* begin Listed records *

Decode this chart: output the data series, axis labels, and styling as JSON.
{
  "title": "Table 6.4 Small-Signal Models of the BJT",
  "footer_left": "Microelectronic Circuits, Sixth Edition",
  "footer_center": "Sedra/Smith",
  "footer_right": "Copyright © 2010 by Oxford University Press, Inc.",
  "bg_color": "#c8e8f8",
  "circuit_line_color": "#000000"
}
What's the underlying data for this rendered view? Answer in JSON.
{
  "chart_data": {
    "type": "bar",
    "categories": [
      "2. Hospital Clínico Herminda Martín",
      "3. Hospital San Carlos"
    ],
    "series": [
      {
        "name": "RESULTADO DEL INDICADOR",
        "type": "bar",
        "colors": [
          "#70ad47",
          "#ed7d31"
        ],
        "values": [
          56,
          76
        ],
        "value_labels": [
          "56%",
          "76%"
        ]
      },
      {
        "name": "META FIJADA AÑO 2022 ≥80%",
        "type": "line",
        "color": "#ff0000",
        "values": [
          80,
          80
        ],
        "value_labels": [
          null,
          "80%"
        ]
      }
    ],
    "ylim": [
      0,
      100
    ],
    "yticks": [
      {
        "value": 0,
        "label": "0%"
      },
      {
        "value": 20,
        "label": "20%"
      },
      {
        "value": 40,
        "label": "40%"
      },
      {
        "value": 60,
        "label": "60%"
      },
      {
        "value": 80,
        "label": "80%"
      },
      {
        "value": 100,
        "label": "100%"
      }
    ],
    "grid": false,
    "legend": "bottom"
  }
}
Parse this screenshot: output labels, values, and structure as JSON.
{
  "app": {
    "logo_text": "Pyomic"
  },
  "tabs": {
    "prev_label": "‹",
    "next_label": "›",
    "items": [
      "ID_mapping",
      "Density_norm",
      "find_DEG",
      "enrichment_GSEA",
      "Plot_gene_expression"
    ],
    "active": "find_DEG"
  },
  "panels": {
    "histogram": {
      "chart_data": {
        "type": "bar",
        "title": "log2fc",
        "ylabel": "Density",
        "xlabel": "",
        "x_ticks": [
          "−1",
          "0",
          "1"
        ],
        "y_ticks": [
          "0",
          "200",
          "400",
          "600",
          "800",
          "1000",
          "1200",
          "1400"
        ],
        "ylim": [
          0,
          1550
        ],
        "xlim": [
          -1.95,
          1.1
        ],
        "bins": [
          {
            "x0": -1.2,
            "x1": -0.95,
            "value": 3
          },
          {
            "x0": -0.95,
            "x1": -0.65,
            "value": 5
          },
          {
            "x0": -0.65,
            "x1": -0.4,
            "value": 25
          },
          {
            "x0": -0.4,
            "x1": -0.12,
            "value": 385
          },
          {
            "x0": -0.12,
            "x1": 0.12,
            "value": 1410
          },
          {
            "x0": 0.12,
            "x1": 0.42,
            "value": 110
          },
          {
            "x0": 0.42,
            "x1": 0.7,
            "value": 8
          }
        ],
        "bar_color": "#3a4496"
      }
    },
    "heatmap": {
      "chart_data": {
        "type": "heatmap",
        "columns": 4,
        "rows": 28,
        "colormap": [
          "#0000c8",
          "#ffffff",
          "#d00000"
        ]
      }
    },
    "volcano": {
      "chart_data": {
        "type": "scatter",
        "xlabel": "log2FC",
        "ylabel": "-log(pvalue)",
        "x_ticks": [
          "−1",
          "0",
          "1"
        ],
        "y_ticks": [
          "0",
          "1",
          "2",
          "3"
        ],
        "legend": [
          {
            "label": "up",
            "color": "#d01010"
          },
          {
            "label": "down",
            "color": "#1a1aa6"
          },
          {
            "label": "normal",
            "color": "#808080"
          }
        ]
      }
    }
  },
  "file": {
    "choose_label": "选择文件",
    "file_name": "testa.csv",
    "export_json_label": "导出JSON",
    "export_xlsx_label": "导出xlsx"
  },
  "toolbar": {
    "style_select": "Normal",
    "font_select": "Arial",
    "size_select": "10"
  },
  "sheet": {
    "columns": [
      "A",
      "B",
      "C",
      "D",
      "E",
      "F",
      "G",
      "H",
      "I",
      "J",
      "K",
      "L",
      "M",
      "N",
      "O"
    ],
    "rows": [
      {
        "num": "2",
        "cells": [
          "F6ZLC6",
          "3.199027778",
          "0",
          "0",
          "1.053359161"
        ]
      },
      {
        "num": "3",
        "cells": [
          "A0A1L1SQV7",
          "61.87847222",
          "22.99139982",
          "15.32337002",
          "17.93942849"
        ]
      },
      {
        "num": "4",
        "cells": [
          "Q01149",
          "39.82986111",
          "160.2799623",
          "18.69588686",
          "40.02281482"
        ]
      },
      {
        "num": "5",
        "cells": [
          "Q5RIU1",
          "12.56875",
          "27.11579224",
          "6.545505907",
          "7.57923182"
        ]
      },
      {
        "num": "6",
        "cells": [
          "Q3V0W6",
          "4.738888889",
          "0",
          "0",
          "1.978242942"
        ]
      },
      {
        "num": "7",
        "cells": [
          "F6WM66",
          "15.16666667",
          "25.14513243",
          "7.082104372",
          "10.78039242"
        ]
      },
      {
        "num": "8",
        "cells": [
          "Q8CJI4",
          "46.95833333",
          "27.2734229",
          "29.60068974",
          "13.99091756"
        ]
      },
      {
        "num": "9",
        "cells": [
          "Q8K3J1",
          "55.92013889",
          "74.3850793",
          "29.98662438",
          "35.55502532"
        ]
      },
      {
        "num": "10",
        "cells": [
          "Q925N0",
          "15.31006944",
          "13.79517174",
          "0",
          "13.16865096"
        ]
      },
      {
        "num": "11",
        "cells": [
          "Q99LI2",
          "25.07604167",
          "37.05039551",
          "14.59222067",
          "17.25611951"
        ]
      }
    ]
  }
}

* end Listed records *

Short problem =>
Each record above should be returned exactly as it appears.

Exercise output =>
Decode this chart: output the data series, axis labels, and styling as JSON.
{
  "title": "Table 6.4 Small-Signal Models of the BJT",
  "footer_left": "Microelectronic Circuits, Sixth Edition",
  "footer_center": "Sedra/Smith",
  "footer_right": "Copyright © 2010 by Oxford University Press, Inc.",
  "bg_color": "#c8e8f8",
  "circuit_line_color": "#000000"
}
What's the underlying data for this rendered view? Answer in JSON.
{
  "chart_data": {
    "type": "bar",
    "categories": [
      "2. Hospital Clínico Herminda Martín",
      "3. Hospital San Carlos"
    ],
    "series": [
      {
        "name": "RESULTADO DEL INDICADOR",
        "type": "bar",
        "colors": [
          "#70ad47",
          "#ed7d31"
        ],
        "values": [
          56,
          76
        ],
        "value_labels": [
          "56%",
          "76%"
        ]
      },
      {
        "name": "META FIJADA AÑO 2022 ≥80%",
        "type": "line",
        "color": "#ff0000",
        "values": [
          80,
          80
        ],
        "value_labels": [
          null,
          "80%"
        ]
      }
    ],
    "ylim": [
      0,
      100
    ],
    "yticks": [
      {
        "value": 0,
        "label": "0%"
      },
      {
        "value": 20,
        "label": "20%"
      },
      {
        "value": 40,
        "label": "40%"
      },
      {
        "value": 60,
        "label": "60%"
      },
      {
        "value": 80,
        "label": "80%"
      },
      {
        "value": 100,
        "label": "100%"
      }
    ],
    "grid": false,
    "legend": "bottom"
  }
}
Parse this screenshot: output labels, values, and structure as JSON.
{
  "app": {
    "logo_text": "Pyomic"
  },
  "tabs": {
    "prev_label": "‹",
    "next_label": "›",
    "items": [
      "ID_mapping",
      "Density_norm",
      "find_DEG",
      "enrichment_GSEA",
      "Plot_gene_expression"
    ],
    "active": "find_DEG"
  },
  "panels": {
    "histogram": {
      "chart_data": {
        "type": "bar",
        "title": "log2fc",
        "ylabel": "Density",
        "xlabel": "",
        "x_ticks": [
          "−1",
          "0",
          "1"
        ],
        "y_ticks": [
          "0",
          "200",
          "400",
          "600",
          "800",
          "1000",
          "1200",
          "1400"
        ],
        "ylim": [
          0,
          1550
        ],
        "xlim": [
          -1.95,
          1.1
        ],
        "bins": [
          {
            "x0": -1.2,
            "x1": -0.95,
            "value": 3
          },
          {
            "x0": -0.95,
            "x1": -0.65,
            "value": 5
          },
          {
            "x0": -0.65,
            "x1": -0.4,
            "value": 25
          },
          {
            "x0": -0.4,
            "x1": -0.12,
            "value": 385
          },
          {
            "x0": -0.12,
            "x1": 0.12,
            "value": 1410
          },
          {
            "x0": 0.12,
            "x1": 0.42,
            "value": 110
          },
          {
            "x0": 0.42,
            "x1": 0.7,
            "value": 8
          }
        ],
        "bar_color": "#3a4496"
      }
    },
    "heatmap": {
      "chart_data": {
        "type": "heatmap",
        "columns": 4,
        "rows": 28,
        "colormap": [
          "#0000c8",
          "#ffffff",
          "#d00000"
        ]
      }
    },
    "volcano": {
      "chart_data": {
        "type": "scatter",
        "xlabel": "log2FC",
        "ylabel": "-log(pvalue)",
        "x_ticks": [
          "−1",
          "0",
          "1"
        ],
        "y_ticks": [
          "0",
          "1",
          "2",
          "3"
        ],
        "legend": [
          {
            "label": "up",
            "color": "#d01010"
          },
          {
            "label": "down",
            "color": "#1a1aa6"
          },
          {
            "label": "normal",
            "color": "#808080"
          }
        ]
      }
    }
  },
  "file": {
    "choose_label": "选择文件",
    "file_name": "testa.csv",
    "export_json_label": "导出JSON",
    "export_xlsx_label": "导出xlsx"
  },
  "toolbar": {
    "style_select": "Normal",
    "font_select": "Arial",
    "size_select": "10"
  },
  "sheet": {
    "columns": [
      "A",
      "B",
      "C",
      "D",
      "E",
      "F",
      "G",
      "H",
      "I",
      "J",
      "K",
      "L",
      "M",
      "N",
      "O"
    ],
    "rows": [
      {
        "num": "2",
        "cells": [
          "F6ZLC6",
          "3.199027778",
          "0",
          "0",
          "1.053359161"
        ]
      },
      {
        "num": "3",
        "cells": [
          "A0A1L1SQV7",
          "61.87847222",
          "22.99139982",
          "15.32337002",
          "17.93942849"
        ]
      },
      {
        "num": "4",
        "cells": [
          "Q01149",
          "39.82986111",
          "160.2799623",
          "18.69588686",
          "40.02281482"
        ]
      },
      {
        "num": "5",
        "cells": [
          "Q5RIU1",
          "12.56875",
          "27.11579224",
          "6.545505907",
          "7.57923182"
        ]
      },
      {
        "num": "6",
        "cells": [
          "Q3V0W6",
          "4.738888889",
          "0",
          "0",
          "1.978242942"
        ]
      },
      {
        "num": "7",
        "cells": [
          "F6WM66",
          "15.16666667",
          "25.14513243",
          "7.082104372",
          "10.78039242"
        ]
      },
      {
        "num": "8",
        "cells": [
          "Q8CJI4",
          "46.95833333",
          "27.2734229",
          "29.60068974",
          "13.99091756"
        ]
      },
      {
        "num": "9",
        "cells": [
          "Q8K3J1",
          "55.92013889",
          "74.3850793",
          "29.98662438",
          "35.55502532"
        ]
      },
      {
        "num": "10",
        "cells": [
          "Q925N0",
          "15.31006944",
          "13.79517174",
          "0",
          "13.16865096"
        ]
      },
      {
        "num": "11",
        "cells": [
          "Q99LI2",
          "25.07604167",
          "37.05039551",
          "14.59222067",
          "17.25611951"
        ]
      }
    ]
  }
}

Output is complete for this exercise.